═══ Exercise data

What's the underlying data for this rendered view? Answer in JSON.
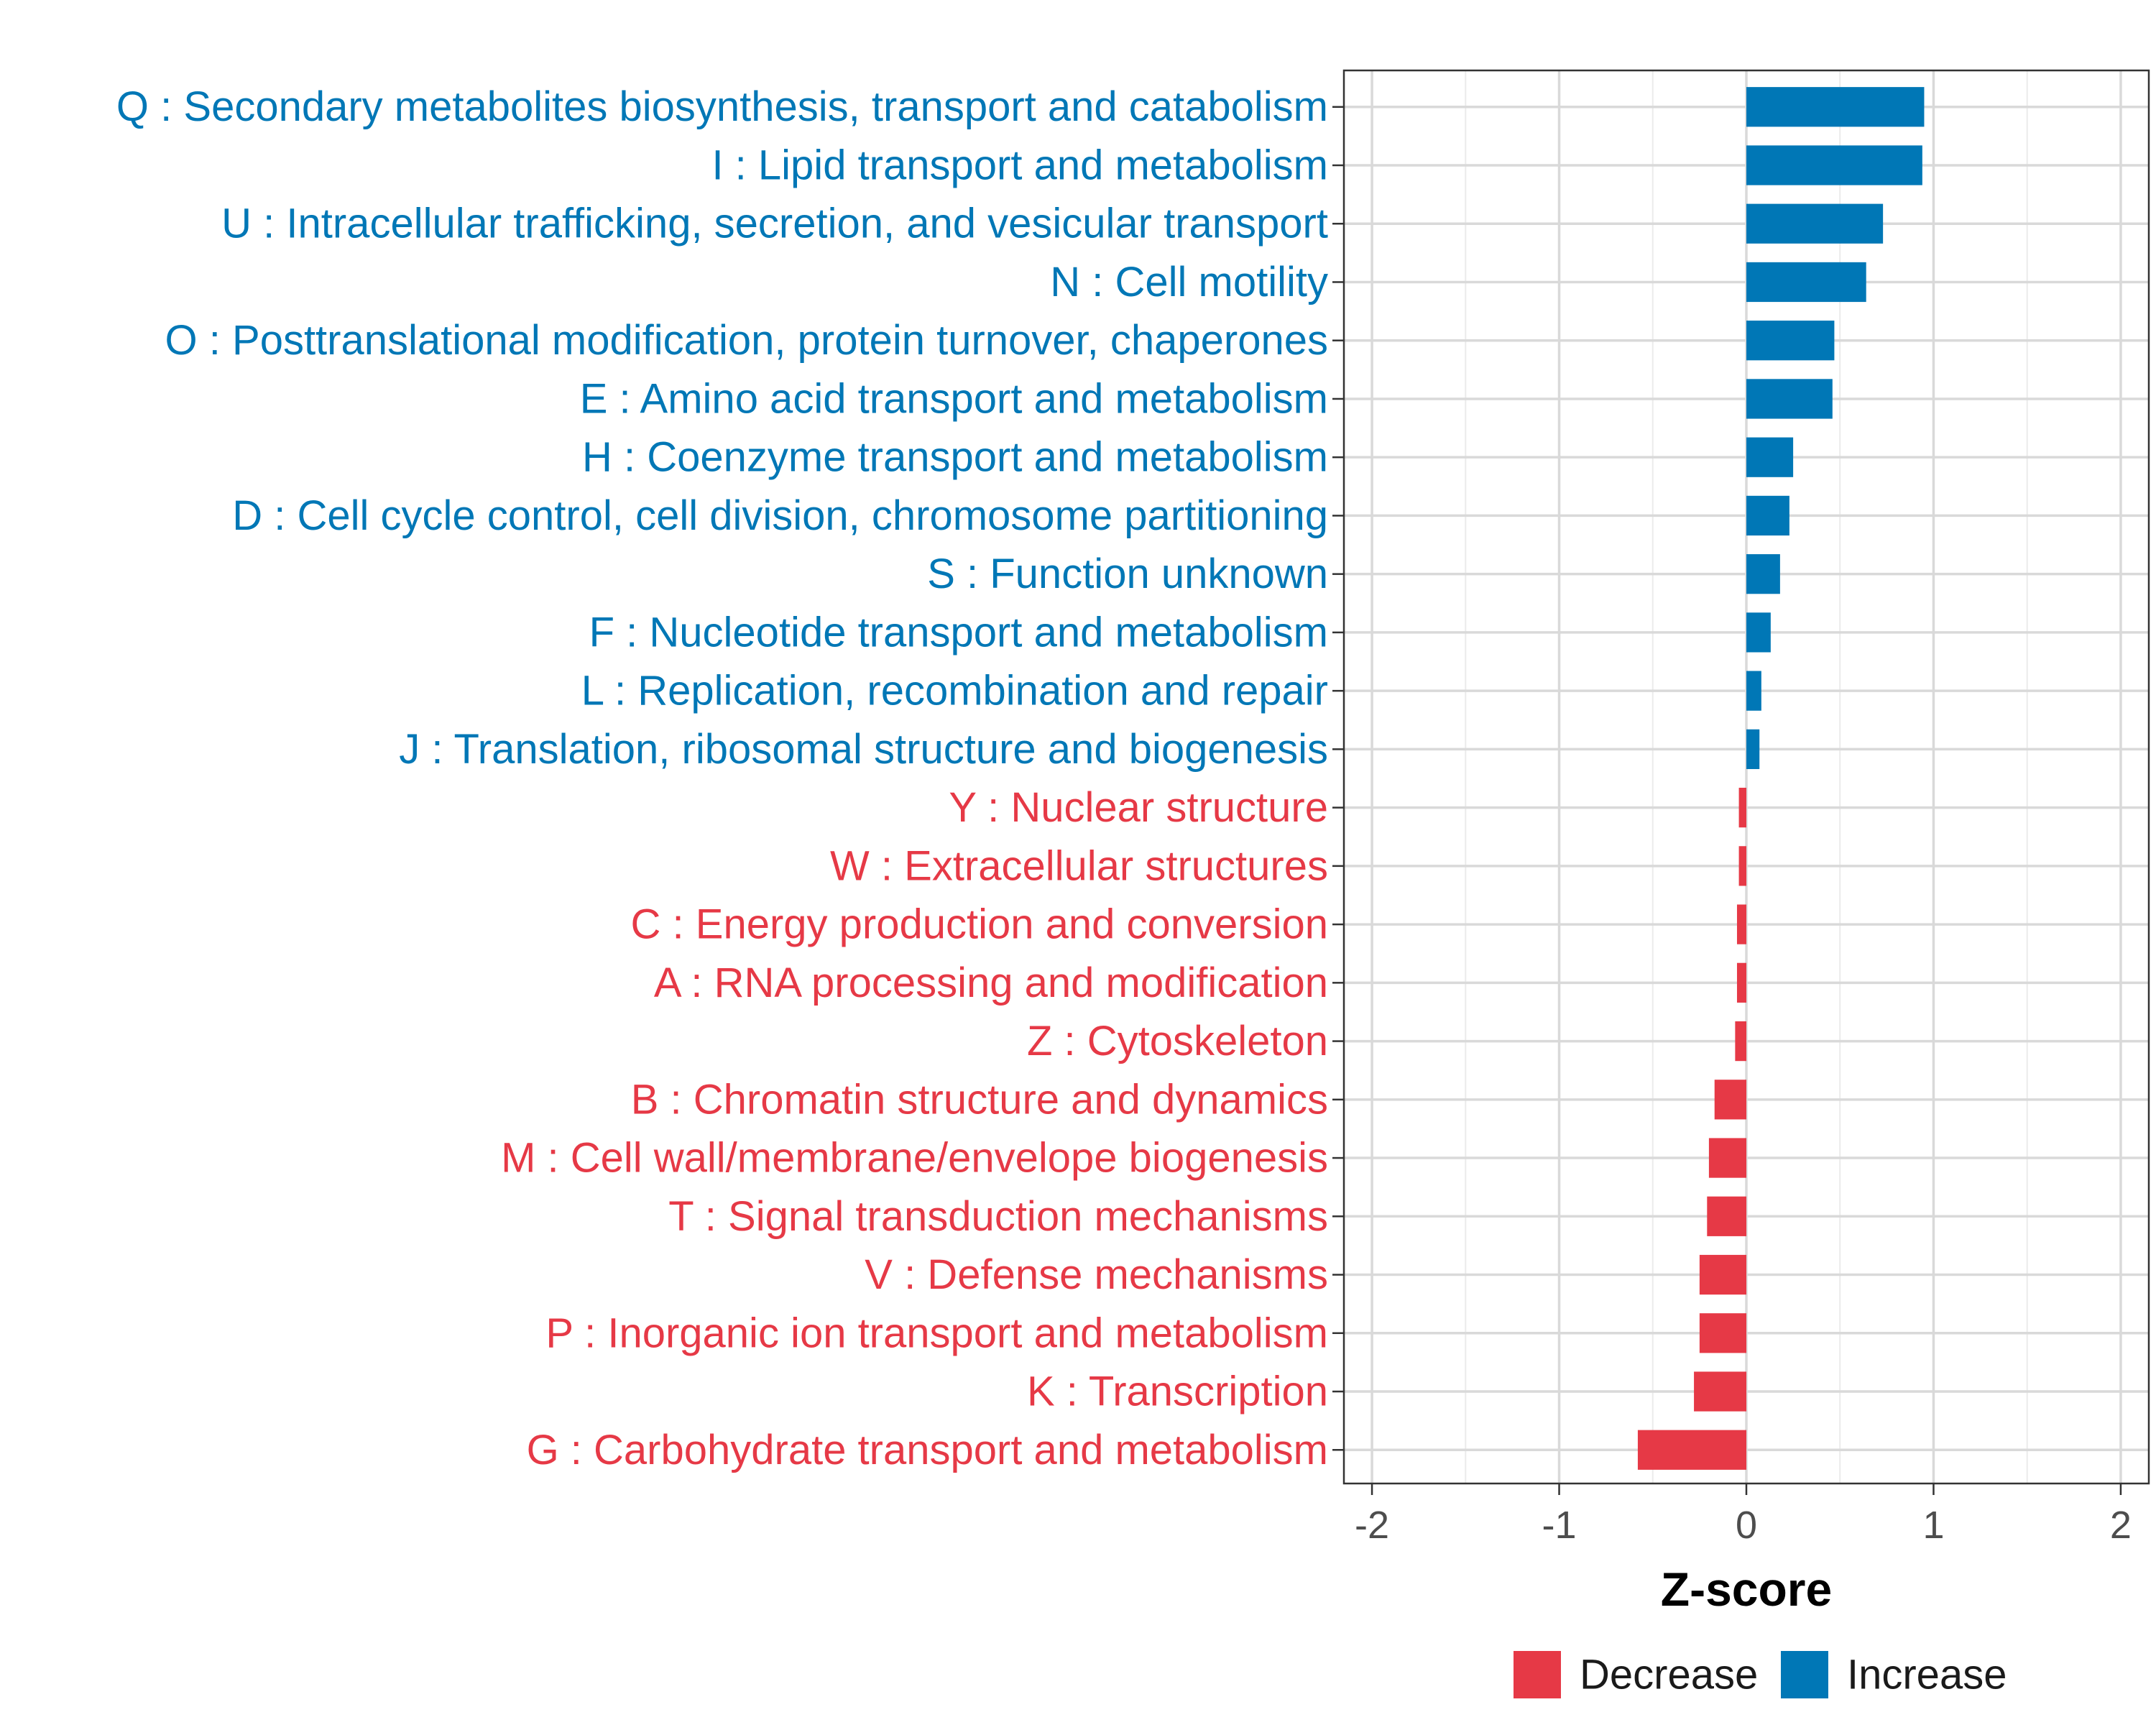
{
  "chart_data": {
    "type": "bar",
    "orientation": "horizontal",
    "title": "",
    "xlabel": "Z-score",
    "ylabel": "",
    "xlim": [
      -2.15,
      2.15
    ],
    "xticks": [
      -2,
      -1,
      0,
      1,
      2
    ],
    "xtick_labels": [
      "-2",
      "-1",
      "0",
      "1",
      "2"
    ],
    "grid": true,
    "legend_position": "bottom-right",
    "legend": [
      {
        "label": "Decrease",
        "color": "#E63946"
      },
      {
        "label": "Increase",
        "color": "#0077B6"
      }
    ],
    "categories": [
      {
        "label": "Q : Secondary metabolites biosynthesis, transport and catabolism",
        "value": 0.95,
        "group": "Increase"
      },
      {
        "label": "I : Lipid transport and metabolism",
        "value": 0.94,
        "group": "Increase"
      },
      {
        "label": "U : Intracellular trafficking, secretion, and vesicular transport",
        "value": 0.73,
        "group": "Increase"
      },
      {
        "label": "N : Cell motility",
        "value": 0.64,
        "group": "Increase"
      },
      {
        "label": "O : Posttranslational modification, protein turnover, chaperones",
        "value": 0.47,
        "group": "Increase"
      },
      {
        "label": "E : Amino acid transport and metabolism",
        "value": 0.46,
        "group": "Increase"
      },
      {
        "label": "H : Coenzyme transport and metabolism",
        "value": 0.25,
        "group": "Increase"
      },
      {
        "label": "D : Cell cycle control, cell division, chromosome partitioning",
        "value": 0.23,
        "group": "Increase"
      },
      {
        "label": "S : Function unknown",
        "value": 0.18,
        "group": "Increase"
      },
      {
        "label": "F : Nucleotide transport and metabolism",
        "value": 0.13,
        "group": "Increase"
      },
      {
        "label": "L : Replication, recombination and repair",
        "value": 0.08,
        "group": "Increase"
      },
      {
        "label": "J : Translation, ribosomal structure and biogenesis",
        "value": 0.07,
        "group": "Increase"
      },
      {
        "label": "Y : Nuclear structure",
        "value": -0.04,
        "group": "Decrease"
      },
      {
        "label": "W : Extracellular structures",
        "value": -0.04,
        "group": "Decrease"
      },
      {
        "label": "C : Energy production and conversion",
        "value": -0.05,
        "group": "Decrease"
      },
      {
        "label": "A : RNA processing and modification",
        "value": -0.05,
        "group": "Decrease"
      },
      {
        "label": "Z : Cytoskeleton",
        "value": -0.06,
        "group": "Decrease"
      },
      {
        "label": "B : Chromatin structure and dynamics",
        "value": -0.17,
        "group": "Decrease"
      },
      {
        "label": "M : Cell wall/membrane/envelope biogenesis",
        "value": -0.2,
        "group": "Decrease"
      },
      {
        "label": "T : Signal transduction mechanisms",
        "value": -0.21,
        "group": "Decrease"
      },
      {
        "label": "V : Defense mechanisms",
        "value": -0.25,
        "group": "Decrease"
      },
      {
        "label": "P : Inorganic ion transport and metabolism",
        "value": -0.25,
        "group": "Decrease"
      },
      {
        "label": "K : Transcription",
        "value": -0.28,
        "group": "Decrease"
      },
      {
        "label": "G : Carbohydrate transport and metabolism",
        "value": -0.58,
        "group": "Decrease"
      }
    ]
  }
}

══════

* [Work to be completed]: Retype all the records exactly and keep out every picture.

* [Final answer]:
What's the underlying data for this rendered view? Answer in JSON.
{
  "chart_data": {
    "type": "bar",
    "orientation": "horizontal",
    "title": "",
    "xlabel": "Z-score",
    "ylabel": "",
    "xlim": [
      -2.15,
      2.15
    ],
    "xticks": [
      -2,
      -1,
      0,
      1,
      2
    ],
    "xtick_labels": [
      "-2",
      "-1",
      "0",
      "1",
      "2"
    ],
    "grid": true,
    "legend_position": "bottom-right",
    "legend": [
      {
        "label": "Decrease",
        "color": "#E63946"
      },
      {
        "label": "Increase",
        "color": "#0077B6"
      }
    ],
    "categories": [
      {
        "label": "Q : Secondary metabolites biosynthesis, transport and catabolism",
        "value": 0.95,
        "group": "Increase"
      },
      {
        "label": "I : Lipid transport and metabolism",
        "value": 0.94,
        "group": "Increase"
      },
      {
        "label": "U : Intracellular trafficking, secretion, and vesicular transport",
        "value": 0.73,
        "group": "Increase"
      },
      {
        "label": "N : Cell motility",
        "value": 0.64,
        "group": "Increase"
      },
      {
        "label": "O : Posttranslational modification, protein turnover, chaperones",
        "value": 0.47,
        "group": "Increase"
      },
      {
        "label": "E : Amino acid transport and metabolism",
        "value": 0.46,
        "group": "Increase"
      },
      {
        "label": "H : Coenzyme transport and metabolism",
        "value": 0.25,
        "group": "Increase"
      },
      {
        "label": "D : Cell cycle control, cell division, chromosome partitioning",
        "value": 0.23,
        "group": "Increase"
      },
      {
        "label": "S : Function unknown",
        "value": 0.18,
        "group": "Increase"
      },
      {
        "label": "F : Nucleotide transport and metabolism",
        "value": 0.13,
        "group": "Increase"
      },
      {
        "label": "L : Replication, recombination and repair",
        "value": 0.08,
        "group": "Increase"
      },
      {
        "label": "J : Translation, ribosomal structure and biogenesis",
        "value": 0.07,
        "group": "Increase"
      },
      {
        "label": "Y : Nuclear structure",
        "value": -0.04,
        "group": "Decrease"
      },
      {
        "label": "W : Extracellular structures",
        "value": -0.04,
        "group": "Decrease"
      },
      {
        "label": "C : Energy production and conversion",
        "value": -0.05,
        "group": "Decrease"
      },
      {
        "label": "A : RNA processing and modification",
        "value": -0.05,
        "group": "Decrease"
      },
      {
        "label": "Z : Cytoskeleton",
        "value": -0.06,
        "group": "Decrease"
      },
      {
        "label": "B : Chromatin structure and dynamics",
        "value": -0.17,
        "group": "Decrease"
      },
      {
        "label": "M : Cell wall/membrane/envelope biogenesis",
        "value": -0.2,
        "group": "Decrease"
      },
      {
        "label": "T : Signal transduction mechanisms",
        "value": -0.21,
        "group": "Decrease"
      },
      {
        "label": "V : Defense mechanisms",
        "value": -0.25,
        "group": "Decrease"
      },
      {
        "label": "P : Inorganic ion transport and metabolism",
        "value": -0.25,
        "group": "Decrease"
      },
      {
        "label": "K : Transcription",
        "value": -0.28,
        "group": "Decrease"
      },
      {
        "label": "G : Carbohydrate transport and metabolism",
        "value": -0.58,
        "group": "Decrease"
      }
    ]
  }
}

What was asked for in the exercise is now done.